### Short task:
Your task is to reproduce the entries below word for word.

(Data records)
· · ·
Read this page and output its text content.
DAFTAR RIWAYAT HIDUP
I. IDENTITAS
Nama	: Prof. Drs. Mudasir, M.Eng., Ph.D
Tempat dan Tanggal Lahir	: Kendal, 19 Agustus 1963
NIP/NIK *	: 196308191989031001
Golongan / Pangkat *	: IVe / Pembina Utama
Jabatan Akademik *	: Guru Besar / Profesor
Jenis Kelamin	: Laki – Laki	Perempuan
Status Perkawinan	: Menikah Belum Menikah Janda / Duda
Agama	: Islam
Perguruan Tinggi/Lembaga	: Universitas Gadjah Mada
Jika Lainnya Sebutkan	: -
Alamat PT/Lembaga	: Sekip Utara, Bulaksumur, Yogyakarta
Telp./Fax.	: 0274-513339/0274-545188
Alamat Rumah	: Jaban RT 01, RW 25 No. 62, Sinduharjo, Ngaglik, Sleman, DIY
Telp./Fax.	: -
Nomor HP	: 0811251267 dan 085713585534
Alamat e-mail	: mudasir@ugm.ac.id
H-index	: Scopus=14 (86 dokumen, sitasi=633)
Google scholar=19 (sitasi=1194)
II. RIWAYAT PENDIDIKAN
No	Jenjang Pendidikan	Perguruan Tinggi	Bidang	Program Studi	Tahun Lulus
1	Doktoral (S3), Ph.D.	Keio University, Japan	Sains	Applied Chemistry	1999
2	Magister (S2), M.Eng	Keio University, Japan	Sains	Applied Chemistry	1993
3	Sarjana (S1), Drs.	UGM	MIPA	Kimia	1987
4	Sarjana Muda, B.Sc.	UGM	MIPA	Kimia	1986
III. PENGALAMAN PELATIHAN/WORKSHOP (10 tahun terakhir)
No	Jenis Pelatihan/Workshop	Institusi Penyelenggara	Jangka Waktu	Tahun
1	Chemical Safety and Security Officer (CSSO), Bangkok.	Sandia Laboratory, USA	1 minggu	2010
· · ·
### Full answer:
Read this page and output its text content.
DAFTAR RIWAYAT HIDUP
I. IDENTITAS
Nama	: Prof. Drs. Mudasir, M.Eng., Ph.D
Tempat dan Tanggal Lahir	: Kendal, 19 Agustus 1963
NIP/NIK *	: 196308191989031001
Golongan / Pangkat *	: IVe / Pembina Utama
Jabatan Akademik *	: Guru Besar / Profesor
Jenis Kelamin	: Laki – Laki	Perempuan
Status Perkawinan	: Menikah Belum Menikah Janda / Duda
Agama	: Islam
Perguruan Tinggi/Lembaga	: Universitas Gadjah Mada
Jika Lainnya Sebutkan	: -
Alamat PT/Lembaga	: Sekip Utara, Bulaksumur, Yogyakarta
Telp./Fax.	: 0274-513339/0274-545188
Alamat Rumah	: Jaban RT 01, RW 25 No. 62, Sinduharjo, Ngaglik, Sleman, DIY
Telp./Fax.	: -
Nomor HP	: 0811251267 dan 085713585534
Alamat e-mail	: mudasir@ugm.ac.id
H-index	: Scopus=14 (86 dokumen, sitasi=633)
Google scholar=19 (sitasi=1194)
II. RIWAYAT PENDIDIKAN
No	Jenjang Pendidikan	Perguruan Tinggi	Bidang	Program Studi	Tahun Lulus
1	Doktoral (S3), Ph.D.	Keio University, Japan	Sains	Applied Chemistry	1999
2	Magister (S2), M.Eng	Keio University, Japan	Sains	Applied Chemistry	1993
3	Sarjana (S1), Drs.	UGM	MIPA	Kimia	1987
4	Sarjana Muda, B.Sc.	UGM	MIPA	Kimia	1986
III. PENGALAMAN PELATIHAN/WORKSHOP (10 tahun terakhir)
No	Jenis Pelatihan/Workshop	Institusi Penyelenggara	Jangka Waktu	Tahun
1	Chemical Safety and Security Officer (CSSO), Bangkok.	Sandia Laboratory, USA	1 minggu	2010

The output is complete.